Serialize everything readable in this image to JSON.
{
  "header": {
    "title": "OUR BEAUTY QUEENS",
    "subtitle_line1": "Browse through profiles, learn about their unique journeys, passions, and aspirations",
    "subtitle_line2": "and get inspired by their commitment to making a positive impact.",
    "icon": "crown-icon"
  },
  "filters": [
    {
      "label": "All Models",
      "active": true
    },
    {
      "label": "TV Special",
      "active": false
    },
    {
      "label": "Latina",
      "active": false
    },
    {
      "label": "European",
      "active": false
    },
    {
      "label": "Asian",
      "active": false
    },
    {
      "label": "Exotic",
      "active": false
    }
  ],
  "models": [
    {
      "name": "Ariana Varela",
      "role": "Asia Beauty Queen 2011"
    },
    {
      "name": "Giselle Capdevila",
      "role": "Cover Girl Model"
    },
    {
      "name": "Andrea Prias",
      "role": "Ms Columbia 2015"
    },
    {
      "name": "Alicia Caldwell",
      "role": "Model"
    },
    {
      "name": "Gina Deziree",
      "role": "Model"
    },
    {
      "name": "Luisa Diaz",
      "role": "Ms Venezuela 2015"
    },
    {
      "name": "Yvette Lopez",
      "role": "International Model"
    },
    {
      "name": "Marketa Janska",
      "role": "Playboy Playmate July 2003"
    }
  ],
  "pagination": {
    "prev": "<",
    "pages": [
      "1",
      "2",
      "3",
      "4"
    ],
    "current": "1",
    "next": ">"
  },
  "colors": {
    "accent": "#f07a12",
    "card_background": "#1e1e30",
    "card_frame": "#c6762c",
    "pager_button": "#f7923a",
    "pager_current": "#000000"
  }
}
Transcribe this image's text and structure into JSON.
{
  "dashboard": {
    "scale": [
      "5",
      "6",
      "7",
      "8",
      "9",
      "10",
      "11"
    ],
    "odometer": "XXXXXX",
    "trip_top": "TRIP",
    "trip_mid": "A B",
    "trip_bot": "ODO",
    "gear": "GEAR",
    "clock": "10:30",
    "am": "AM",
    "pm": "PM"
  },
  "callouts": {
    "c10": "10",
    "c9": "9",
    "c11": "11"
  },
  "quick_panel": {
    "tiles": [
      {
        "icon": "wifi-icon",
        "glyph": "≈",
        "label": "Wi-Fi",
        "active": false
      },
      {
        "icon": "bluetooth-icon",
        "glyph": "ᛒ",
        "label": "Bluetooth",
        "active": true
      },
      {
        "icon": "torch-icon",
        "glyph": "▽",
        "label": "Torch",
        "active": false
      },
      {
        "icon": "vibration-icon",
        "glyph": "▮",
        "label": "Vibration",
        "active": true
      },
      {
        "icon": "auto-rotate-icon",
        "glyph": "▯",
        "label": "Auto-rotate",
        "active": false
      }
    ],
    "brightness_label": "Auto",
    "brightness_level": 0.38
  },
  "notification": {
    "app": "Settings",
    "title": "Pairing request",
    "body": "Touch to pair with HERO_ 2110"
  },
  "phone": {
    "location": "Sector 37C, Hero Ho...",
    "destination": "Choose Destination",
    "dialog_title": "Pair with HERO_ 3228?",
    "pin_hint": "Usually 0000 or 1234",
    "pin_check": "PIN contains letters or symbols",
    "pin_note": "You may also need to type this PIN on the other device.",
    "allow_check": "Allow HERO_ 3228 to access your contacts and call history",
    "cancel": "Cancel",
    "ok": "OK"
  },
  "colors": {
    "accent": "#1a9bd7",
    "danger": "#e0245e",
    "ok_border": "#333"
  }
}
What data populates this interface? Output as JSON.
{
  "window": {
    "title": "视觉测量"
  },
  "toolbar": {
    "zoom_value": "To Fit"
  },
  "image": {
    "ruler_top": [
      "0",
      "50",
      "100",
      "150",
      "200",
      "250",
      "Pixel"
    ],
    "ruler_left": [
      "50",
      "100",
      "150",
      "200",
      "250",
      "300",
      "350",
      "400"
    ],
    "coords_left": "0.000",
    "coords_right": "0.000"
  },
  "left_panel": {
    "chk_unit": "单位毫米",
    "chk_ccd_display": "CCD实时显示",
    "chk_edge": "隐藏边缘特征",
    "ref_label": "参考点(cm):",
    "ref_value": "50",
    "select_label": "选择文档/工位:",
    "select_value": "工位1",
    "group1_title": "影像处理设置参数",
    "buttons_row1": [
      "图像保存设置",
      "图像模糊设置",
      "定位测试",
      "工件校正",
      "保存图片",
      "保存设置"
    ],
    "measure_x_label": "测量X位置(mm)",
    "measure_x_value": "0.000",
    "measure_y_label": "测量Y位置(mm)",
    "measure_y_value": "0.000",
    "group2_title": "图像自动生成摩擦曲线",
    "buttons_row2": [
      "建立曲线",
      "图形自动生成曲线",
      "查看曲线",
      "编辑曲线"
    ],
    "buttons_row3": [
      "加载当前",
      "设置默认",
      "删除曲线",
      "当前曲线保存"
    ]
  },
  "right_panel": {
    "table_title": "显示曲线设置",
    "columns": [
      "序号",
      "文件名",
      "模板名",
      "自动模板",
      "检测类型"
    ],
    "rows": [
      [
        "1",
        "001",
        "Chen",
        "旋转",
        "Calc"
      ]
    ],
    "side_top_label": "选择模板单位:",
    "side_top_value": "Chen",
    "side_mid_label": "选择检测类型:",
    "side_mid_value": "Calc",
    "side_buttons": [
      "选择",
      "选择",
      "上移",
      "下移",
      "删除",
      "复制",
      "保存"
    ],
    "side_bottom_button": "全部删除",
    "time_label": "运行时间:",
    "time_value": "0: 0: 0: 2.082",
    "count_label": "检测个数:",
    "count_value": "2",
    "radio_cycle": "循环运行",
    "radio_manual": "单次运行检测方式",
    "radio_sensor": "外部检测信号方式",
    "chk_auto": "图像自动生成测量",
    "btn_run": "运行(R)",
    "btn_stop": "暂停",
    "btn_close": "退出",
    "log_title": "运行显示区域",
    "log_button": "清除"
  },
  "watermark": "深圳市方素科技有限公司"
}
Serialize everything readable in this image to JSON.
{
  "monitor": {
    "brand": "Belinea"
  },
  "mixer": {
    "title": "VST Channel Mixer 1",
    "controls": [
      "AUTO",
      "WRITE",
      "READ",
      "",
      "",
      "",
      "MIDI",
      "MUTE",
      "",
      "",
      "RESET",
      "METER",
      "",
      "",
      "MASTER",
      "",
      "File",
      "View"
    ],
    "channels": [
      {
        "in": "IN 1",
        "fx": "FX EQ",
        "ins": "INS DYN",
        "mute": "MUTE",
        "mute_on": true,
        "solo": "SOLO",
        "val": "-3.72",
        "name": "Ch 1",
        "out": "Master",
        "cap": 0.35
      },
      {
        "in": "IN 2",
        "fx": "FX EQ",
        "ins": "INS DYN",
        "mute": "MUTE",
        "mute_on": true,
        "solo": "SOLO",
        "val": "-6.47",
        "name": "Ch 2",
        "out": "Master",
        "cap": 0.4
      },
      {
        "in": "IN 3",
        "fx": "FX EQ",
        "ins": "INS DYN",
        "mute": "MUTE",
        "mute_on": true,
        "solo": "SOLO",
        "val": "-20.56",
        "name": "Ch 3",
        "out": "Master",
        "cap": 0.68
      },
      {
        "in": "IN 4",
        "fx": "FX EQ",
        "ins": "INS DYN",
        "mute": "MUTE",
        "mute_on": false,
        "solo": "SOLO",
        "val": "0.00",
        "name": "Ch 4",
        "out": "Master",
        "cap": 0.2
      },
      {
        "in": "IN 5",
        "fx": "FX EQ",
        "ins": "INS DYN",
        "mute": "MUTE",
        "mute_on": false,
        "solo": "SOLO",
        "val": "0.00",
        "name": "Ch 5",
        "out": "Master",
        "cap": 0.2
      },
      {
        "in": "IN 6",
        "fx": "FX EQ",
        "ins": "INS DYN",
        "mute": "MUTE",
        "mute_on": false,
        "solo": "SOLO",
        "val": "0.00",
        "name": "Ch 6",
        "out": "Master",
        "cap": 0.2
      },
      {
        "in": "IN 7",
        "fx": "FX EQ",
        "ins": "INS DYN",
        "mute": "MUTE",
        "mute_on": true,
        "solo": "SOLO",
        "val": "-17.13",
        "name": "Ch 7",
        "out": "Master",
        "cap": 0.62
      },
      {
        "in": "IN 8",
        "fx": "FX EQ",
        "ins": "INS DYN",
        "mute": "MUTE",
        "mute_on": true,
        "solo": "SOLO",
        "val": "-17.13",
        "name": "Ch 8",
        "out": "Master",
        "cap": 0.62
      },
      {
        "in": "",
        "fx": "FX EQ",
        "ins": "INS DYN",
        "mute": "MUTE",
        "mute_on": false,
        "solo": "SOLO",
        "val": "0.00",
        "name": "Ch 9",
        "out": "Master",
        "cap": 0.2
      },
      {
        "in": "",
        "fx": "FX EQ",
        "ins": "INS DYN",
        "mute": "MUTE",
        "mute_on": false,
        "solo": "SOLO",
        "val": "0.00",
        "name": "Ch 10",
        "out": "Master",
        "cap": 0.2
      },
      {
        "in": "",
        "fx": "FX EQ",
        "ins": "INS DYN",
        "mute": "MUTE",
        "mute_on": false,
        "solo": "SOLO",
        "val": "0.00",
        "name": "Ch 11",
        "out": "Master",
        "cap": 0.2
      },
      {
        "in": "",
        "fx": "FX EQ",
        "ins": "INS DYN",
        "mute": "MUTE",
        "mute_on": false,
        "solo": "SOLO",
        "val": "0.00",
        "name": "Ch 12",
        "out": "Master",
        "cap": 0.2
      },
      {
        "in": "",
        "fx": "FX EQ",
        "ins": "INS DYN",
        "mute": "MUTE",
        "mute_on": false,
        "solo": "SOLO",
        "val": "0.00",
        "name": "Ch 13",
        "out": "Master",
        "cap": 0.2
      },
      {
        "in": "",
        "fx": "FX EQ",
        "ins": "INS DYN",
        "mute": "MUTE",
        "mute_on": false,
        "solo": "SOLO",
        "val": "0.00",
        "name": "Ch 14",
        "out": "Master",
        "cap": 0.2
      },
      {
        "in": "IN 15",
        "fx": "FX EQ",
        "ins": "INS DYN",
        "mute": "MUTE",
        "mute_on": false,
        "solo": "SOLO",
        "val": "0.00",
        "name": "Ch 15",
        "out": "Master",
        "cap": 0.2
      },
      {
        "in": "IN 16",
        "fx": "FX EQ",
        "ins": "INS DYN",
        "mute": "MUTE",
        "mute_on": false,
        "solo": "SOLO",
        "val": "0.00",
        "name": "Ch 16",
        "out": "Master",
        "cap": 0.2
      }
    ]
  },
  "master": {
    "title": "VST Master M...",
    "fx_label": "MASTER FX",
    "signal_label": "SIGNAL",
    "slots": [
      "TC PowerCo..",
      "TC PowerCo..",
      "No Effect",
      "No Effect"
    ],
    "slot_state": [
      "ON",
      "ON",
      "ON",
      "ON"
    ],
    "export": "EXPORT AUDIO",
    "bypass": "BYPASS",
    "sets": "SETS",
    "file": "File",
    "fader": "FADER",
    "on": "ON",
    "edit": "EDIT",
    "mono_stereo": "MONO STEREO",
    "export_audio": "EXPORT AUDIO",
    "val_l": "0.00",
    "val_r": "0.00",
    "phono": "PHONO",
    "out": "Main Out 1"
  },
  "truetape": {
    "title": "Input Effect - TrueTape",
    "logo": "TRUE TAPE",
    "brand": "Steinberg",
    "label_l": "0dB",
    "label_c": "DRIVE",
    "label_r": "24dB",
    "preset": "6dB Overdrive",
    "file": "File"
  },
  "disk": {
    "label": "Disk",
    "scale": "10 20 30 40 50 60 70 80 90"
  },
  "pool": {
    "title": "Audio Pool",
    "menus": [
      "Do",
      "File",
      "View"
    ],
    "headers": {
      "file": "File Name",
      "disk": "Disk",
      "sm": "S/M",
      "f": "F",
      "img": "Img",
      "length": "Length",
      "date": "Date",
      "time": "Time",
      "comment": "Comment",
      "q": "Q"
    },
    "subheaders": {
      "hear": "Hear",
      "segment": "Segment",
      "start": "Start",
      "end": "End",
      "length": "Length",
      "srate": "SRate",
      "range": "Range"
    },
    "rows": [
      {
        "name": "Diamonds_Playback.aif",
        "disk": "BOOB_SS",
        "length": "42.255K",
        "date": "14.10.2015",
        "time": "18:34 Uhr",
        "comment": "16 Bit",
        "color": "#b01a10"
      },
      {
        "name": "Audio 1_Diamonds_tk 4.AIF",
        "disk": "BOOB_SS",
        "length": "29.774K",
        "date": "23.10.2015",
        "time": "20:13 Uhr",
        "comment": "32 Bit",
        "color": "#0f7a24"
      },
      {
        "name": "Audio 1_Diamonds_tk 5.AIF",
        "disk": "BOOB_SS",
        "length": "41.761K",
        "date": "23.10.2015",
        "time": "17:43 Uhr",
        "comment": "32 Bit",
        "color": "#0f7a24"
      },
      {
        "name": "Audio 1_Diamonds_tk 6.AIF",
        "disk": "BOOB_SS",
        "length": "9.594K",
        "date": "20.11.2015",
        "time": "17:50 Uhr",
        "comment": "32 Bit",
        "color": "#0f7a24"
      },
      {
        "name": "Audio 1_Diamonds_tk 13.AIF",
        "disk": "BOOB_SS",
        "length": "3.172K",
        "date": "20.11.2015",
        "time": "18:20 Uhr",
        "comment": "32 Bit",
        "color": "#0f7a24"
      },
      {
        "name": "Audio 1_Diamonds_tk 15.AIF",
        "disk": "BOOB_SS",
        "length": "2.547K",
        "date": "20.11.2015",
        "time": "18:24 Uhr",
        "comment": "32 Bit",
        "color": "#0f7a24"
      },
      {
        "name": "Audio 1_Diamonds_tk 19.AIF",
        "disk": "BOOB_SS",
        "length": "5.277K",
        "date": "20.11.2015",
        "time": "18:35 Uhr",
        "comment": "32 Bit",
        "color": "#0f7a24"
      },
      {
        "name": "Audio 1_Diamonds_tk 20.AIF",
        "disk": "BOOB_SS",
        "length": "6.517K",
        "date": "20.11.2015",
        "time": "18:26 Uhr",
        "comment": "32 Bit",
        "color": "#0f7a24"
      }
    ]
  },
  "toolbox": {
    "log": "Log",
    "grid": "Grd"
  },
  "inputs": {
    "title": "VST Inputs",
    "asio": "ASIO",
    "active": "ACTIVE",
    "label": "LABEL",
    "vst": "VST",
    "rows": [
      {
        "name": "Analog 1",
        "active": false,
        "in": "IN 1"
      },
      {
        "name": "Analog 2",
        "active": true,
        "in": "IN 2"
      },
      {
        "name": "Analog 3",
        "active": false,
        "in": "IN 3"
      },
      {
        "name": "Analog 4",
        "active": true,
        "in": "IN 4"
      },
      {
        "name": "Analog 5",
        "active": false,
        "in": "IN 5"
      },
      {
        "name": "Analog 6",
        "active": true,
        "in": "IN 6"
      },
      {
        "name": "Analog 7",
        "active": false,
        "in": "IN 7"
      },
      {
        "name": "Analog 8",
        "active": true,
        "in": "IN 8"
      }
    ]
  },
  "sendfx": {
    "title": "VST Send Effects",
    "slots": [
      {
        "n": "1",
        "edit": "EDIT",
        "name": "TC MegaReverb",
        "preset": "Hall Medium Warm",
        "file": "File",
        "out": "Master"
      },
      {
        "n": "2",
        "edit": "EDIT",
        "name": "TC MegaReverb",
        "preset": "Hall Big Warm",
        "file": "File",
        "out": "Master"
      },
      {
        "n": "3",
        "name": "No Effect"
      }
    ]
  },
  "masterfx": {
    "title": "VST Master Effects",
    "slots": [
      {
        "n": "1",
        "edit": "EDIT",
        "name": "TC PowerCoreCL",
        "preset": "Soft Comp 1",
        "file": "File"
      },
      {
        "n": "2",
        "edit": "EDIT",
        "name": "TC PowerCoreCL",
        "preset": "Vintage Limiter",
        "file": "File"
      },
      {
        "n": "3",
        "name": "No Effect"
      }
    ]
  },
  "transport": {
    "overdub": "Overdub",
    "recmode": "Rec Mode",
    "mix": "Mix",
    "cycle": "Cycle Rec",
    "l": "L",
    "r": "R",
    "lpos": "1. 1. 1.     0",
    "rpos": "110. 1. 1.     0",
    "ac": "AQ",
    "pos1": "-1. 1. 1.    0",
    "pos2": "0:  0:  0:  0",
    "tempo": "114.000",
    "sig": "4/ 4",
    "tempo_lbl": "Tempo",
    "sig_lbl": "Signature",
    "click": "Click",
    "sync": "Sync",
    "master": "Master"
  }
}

» Written request
Pull out all lines from the entries above in which the word "rotate" appears.

» Reply to the task
        "icon": "auto-rotate-icon",
        "label": "Auto-rotate",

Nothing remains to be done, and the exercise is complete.